- The problem
Keep the pictures out and restate every record exactly.

[Stored entries]

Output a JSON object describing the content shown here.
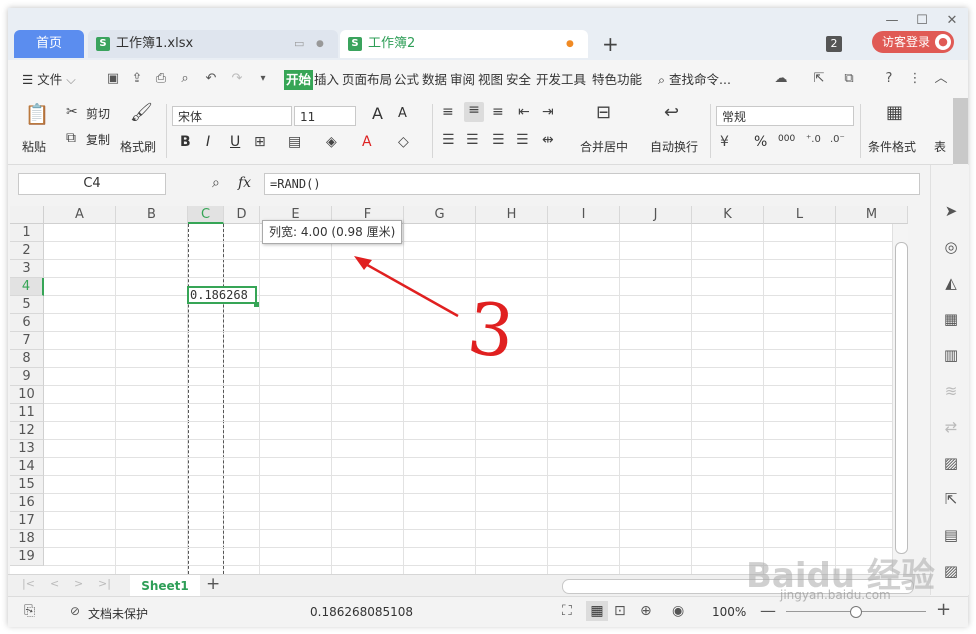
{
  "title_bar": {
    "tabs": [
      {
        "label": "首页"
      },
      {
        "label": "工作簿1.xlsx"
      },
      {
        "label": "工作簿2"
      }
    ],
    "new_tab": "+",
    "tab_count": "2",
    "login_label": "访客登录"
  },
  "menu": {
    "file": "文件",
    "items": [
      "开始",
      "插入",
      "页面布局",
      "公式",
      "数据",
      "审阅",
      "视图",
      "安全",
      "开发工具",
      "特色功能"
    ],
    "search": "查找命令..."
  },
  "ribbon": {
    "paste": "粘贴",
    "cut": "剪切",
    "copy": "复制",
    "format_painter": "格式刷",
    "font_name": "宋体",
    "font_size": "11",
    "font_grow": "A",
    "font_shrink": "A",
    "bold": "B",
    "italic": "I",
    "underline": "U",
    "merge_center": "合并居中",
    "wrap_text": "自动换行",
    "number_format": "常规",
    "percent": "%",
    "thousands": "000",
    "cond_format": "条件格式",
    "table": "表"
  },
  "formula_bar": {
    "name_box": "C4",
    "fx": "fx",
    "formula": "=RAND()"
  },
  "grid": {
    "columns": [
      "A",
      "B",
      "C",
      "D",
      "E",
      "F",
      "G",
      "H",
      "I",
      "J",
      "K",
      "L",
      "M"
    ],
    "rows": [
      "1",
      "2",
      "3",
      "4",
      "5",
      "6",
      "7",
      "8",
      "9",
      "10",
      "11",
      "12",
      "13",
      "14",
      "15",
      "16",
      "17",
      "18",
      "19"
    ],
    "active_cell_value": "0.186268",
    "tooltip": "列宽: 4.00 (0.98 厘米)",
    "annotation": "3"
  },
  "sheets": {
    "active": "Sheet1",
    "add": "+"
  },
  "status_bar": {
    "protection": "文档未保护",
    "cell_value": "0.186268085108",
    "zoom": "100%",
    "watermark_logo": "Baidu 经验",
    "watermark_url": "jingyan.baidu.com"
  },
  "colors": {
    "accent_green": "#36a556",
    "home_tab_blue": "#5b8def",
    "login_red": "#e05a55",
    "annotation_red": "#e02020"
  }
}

- Answer to the task
Output a JSON object describing the content shown here.
{
  "title_bar": {
    "tabs": [
      {
        "label": "首页"
      },
      {
        "label": "工作簿1.xlsx"
      },
      {
        "label": "工作簿2"
      }
    ],
    "new_tab": "+",
    "tab_count": "2",
    "login_label": "访客登录"
  },
  "menu": {
    "file": "文件",
    "items": [
      "开始",
      "插入",
      "页面布局",
      "公式",
      "数据",
      "审阅",
      "视图",
      "安全",
      "开发工具",
      "特色功能"
    ],
    "search": "查找命令..."
  },
  "ribbon": {
    "paste": "粘贴",
    "cut": "剪切",
    "copy": "复制",
    "format_painter": "格式刷",
    "font_name": "宋体",
    "font_size": "11",
    "font_grow": "A",
    "font_shrink": "A",
    "bold": "B",
    "italic": "I",
    "underline": "U",
    "merge_center": "合并居中",
    "wrap_text": "自动换行",
    "number_format": "常规",
    "percent": "%",
    "thousands": "000",
    "cond_format": "条件格式",
    "table": "表"
  },
  "formula_bar": {
    "name_box": "C4",
    "fx": "fx",
    "formula": "=RAND()"
  },
  "grid": {
    "columns": [
      "A",
      "B",
      "C",
      "D",
      "E",
      "F",
      "G",
      "H",
      "I",
      "J",
      "K",
      "L",
      "M"
    ],
    "rows": [
      "1",
      "2",
      "3",
      "4",
      "5",
      "6",
      "7",
      "8",
      "9",
      "10",
      "11",
      "12",
      "13",
      "14",
      "15",
      "16",
      "17",
      "18",
      "19"
    ],
    "active_cell_value": "0.186268",
    "tooltip": "列宽: 4.00 (0.98 厘米)",
    "annotation": "3"
  },
  "sheets": {
    "active": "Sheet1",
    "add": "+"
  },
  "status_bar": {
    "protection": "文档未保护",
    "cell_value": "0.186268085108",
    "zoom": "100%",
    "watermark_logo": "Baidu 经验",
    "watermark_url": "jingyan.baidu.com"
  },
  "colors": {
    "accent_green": "#36a556",
    "home_tab_blue": "#5b8def",
    "login_red": "#e05a55",
    "annotation_red": "#e02020"
  }
}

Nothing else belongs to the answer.